● **Stated problem**
Copy out the material word for word, starting at its first line and continuing through the line containing "Text: 82: 82 [420,109,440,125]", including that line.

····················

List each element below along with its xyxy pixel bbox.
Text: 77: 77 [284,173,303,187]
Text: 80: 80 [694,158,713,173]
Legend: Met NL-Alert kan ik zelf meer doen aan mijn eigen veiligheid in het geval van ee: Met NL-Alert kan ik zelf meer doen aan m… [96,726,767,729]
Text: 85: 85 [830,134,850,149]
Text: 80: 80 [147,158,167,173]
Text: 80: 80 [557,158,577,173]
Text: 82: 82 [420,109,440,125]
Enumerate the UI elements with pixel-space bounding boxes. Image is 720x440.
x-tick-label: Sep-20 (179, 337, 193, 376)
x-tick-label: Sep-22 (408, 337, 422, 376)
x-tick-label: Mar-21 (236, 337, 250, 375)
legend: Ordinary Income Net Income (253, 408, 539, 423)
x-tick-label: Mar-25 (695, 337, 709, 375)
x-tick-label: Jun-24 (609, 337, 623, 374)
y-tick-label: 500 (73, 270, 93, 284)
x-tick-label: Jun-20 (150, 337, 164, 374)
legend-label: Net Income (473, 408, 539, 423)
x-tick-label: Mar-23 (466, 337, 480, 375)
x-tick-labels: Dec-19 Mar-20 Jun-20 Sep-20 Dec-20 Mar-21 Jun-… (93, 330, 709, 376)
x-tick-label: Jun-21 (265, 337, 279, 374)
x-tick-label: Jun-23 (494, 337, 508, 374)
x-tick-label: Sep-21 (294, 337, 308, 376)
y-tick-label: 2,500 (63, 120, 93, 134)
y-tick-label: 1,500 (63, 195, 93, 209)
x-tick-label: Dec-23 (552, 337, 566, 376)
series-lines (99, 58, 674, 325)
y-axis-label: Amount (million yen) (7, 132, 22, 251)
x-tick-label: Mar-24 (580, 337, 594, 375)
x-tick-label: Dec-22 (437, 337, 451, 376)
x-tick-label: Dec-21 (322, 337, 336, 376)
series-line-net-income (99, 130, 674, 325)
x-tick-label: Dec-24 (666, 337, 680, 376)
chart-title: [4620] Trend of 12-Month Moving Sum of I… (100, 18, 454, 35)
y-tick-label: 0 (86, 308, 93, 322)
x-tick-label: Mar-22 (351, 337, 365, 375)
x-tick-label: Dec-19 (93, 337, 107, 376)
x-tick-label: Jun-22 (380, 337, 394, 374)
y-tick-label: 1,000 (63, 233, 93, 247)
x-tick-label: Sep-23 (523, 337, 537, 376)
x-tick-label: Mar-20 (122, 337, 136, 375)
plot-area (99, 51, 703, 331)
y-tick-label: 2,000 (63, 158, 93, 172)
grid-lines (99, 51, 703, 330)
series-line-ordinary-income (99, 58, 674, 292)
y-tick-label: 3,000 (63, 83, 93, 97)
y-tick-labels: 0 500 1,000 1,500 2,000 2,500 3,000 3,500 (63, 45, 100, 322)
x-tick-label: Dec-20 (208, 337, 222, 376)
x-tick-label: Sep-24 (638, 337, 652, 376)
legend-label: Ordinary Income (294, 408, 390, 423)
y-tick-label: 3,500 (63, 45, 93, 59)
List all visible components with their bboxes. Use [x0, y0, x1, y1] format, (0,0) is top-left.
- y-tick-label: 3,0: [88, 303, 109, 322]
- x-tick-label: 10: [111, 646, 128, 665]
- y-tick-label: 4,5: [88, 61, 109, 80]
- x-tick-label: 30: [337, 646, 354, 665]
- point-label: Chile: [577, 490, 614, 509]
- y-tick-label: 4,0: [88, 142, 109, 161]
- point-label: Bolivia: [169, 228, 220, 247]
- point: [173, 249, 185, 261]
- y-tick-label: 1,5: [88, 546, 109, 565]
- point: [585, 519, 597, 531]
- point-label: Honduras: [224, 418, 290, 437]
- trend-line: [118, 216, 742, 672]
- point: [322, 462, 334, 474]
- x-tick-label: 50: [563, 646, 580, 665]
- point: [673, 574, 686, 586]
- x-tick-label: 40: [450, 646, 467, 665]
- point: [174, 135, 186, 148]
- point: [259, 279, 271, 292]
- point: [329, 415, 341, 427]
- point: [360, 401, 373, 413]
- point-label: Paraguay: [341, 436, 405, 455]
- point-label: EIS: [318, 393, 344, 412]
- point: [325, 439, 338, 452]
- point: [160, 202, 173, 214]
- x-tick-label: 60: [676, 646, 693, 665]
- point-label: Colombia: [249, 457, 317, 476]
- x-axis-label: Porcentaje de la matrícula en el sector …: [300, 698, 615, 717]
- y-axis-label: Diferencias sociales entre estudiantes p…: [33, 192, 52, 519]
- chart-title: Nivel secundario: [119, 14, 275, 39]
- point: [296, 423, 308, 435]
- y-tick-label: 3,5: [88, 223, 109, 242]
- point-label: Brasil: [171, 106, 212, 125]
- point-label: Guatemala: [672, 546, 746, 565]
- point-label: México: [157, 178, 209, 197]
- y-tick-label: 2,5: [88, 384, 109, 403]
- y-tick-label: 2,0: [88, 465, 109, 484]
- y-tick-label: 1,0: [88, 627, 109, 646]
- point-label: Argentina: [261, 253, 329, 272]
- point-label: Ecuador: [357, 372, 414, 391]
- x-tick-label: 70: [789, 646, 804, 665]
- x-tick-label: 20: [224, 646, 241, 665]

····················

● **Output of the task**
List each element below along with its xyxy pixel bbox.
Text: 77: 77 [284,173,303,187]
Text: 80: 80 [694,158,713,173]
Legend: Met NL-Alert kan ik zelf meer doen aan mijn eigen veiligheid in het geval van ee: Met NL-Alert kan ik zelf meer doen aan m… [96,726,767,729]
Text: 85: 85 [830,134,850,149]
Text: 80: 80 [147,158,167,173]
Text: 80: 80 [557,158,577,173]
Text: 82: 82 [420,109,440,125]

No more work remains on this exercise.